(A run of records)
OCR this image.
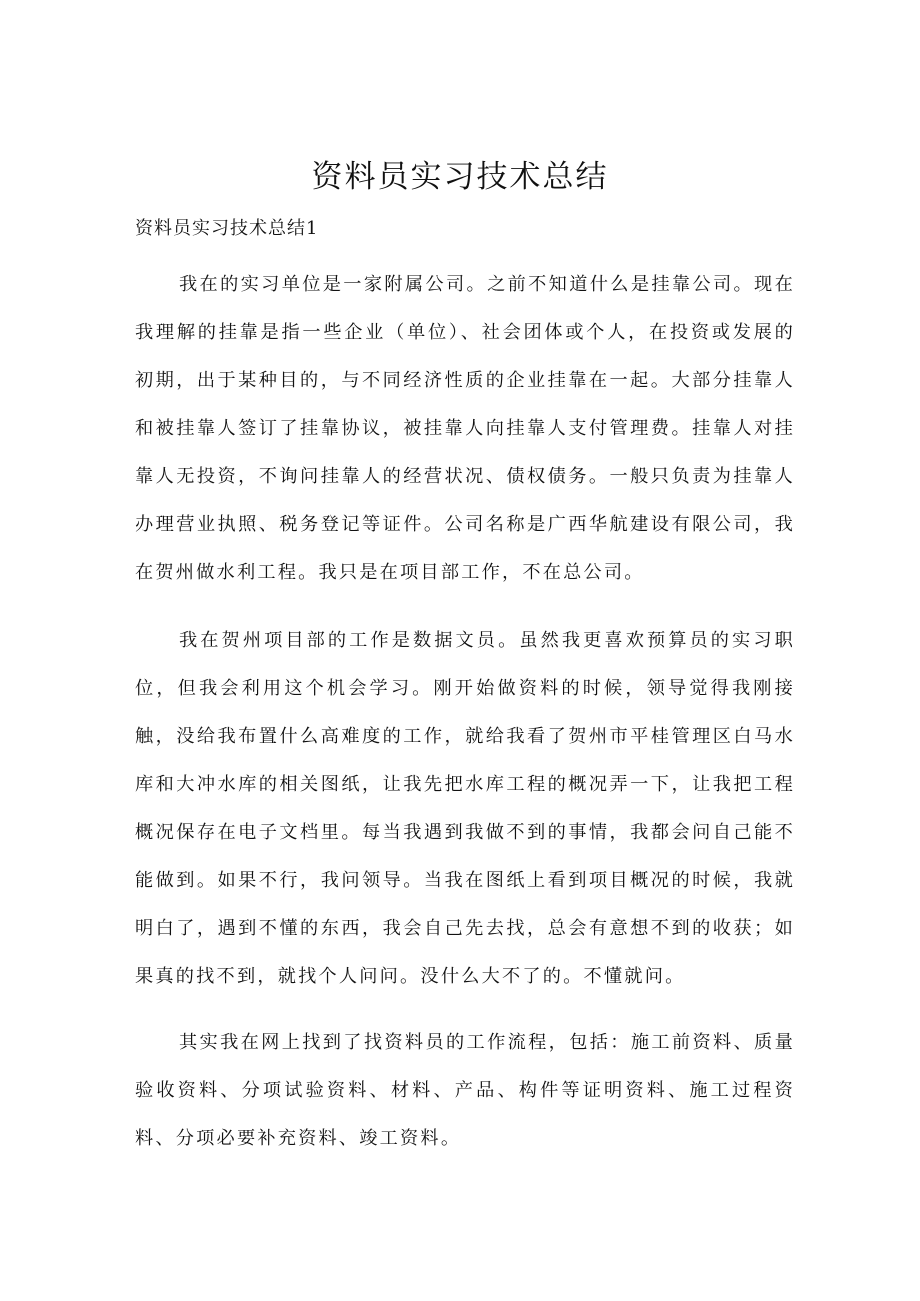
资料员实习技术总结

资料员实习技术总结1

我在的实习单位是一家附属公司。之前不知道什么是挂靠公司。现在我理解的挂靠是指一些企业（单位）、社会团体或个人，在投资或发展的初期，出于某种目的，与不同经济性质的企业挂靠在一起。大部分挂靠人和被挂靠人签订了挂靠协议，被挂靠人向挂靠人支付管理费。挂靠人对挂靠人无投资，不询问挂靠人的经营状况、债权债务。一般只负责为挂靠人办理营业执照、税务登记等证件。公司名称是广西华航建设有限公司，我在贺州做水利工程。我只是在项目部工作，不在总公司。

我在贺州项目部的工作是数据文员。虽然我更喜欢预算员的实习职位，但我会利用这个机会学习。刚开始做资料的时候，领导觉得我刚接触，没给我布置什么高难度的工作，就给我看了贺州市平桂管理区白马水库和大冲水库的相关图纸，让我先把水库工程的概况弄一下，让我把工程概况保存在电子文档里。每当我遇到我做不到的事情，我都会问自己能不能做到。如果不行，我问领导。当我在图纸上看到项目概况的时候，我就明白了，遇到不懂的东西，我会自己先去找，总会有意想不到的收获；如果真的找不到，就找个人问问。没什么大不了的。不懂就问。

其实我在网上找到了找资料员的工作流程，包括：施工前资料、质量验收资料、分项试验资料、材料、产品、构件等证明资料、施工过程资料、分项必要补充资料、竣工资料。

---

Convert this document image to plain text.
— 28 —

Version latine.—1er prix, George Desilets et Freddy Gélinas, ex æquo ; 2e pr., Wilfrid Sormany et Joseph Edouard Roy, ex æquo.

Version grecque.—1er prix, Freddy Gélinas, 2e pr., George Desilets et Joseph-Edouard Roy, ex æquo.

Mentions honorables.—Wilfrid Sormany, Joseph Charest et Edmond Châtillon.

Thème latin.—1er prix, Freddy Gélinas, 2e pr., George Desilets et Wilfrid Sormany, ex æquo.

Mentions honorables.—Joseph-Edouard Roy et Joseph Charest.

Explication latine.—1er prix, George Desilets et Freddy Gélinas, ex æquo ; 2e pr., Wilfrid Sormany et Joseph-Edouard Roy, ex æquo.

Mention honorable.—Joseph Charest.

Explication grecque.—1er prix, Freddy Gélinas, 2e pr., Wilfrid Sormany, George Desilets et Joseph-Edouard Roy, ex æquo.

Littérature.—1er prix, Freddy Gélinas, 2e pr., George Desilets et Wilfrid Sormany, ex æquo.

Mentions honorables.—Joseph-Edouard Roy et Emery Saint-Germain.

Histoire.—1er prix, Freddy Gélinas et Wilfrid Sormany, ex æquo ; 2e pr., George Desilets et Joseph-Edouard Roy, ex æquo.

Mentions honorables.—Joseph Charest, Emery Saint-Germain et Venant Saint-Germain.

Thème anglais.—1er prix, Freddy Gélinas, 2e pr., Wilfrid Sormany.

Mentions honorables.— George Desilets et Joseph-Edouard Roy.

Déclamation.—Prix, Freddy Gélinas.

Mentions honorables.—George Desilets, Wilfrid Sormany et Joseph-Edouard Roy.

| GOAL OF THE EXERCISE |
Gather up every line in the data above that contains the word "grecque", copying each one.

| RESPONSE |
Version grecque.—1er prix, Freddy Gélinas, 2e pr., George Desilets et Joseph-Edouard Roy, ex æquo.
Explication grecque.—1er prix, Freddy Gélinas, 2e pr., Wilfrid Sormany, George Desilets et Joseph-Edouard Roy, ex æquo.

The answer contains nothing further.